Look through the data below. Show each line where the string "this" occurs.

### [Records to use]
------------------------------------------------------------

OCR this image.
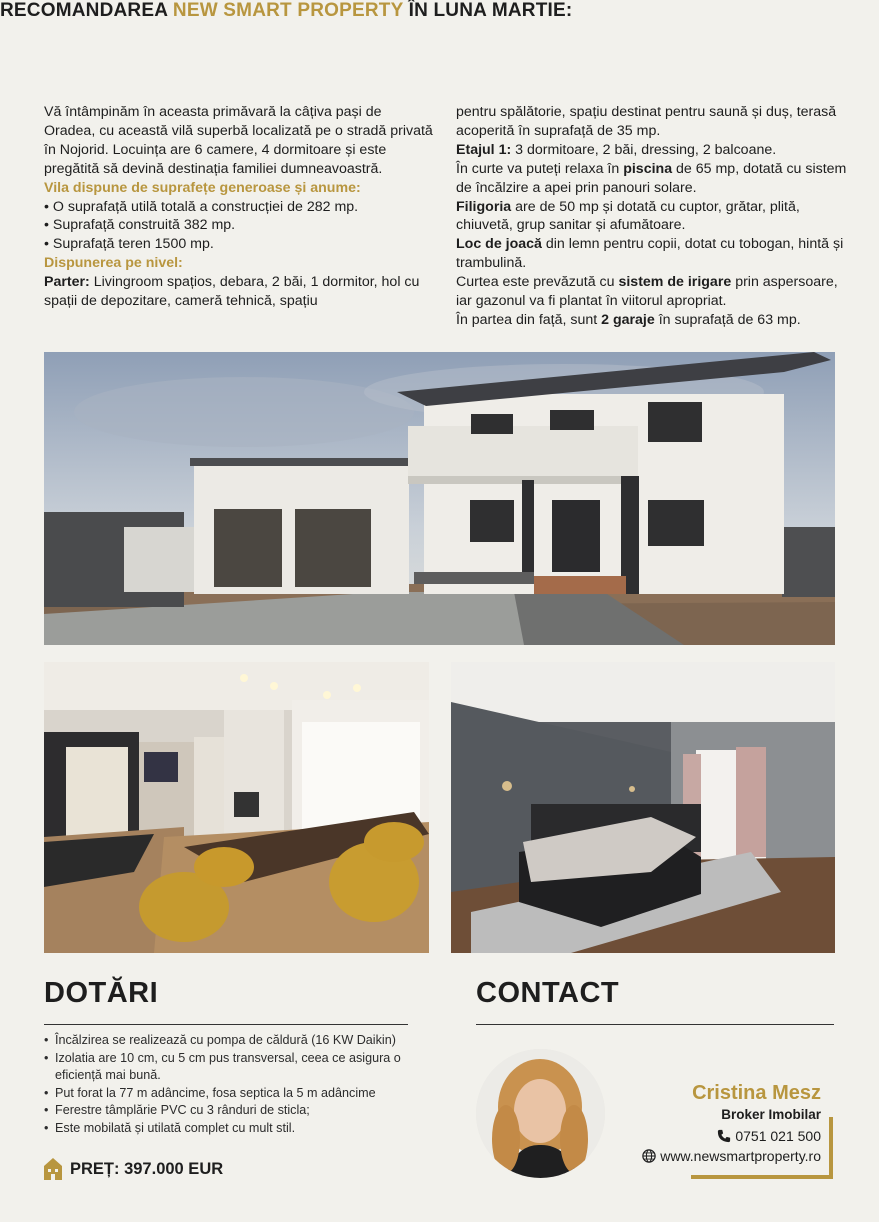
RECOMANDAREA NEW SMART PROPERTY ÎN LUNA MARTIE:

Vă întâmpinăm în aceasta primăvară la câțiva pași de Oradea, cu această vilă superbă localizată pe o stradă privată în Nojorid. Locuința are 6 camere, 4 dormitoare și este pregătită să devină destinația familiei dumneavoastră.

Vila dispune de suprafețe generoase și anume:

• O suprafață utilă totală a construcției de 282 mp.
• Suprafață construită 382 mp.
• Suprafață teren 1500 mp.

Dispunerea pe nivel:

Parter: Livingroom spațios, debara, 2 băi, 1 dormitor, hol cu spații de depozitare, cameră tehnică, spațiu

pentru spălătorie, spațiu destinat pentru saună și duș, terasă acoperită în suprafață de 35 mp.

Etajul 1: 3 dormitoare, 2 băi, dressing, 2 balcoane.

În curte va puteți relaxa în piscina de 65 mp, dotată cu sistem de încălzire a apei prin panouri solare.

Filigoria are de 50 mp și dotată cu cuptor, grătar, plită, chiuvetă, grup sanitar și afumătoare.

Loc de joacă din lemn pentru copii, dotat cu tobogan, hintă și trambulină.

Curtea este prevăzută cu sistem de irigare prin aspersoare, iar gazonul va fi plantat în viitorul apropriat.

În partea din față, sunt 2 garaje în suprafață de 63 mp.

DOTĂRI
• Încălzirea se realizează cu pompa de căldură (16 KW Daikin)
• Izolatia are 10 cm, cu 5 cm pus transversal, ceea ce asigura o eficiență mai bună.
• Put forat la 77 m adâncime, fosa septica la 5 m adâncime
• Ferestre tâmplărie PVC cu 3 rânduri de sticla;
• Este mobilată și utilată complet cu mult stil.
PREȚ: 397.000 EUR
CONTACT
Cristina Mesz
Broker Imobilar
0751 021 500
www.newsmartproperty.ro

------------------------------------------------------------

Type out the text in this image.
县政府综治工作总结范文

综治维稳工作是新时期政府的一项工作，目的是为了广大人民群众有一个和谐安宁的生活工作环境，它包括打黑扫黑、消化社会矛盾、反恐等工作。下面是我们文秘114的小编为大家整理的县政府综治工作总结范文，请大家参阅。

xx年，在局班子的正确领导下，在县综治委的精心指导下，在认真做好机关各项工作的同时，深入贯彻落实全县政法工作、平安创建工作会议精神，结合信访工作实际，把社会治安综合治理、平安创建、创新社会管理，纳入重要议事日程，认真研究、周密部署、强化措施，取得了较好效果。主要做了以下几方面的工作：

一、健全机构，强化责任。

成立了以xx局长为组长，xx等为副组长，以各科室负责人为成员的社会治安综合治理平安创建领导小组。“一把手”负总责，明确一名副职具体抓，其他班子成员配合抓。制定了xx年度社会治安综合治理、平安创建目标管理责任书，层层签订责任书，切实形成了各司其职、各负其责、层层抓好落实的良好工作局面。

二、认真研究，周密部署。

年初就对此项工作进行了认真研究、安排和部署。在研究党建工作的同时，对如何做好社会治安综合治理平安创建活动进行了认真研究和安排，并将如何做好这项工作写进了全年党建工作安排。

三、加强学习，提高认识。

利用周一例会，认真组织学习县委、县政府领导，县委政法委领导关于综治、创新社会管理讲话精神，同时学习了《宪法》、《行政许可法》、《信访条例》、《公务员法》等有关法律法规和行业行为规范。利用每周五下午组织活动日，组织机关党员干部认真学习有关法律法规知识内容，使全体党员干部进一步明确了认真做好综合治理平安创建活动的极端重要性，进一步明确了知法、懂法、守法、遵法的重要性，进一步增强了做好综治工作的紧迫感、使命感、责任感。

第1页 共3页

------------------------------------------------------------

### [Exercise result]
OCR this image.
Type out the text in this image.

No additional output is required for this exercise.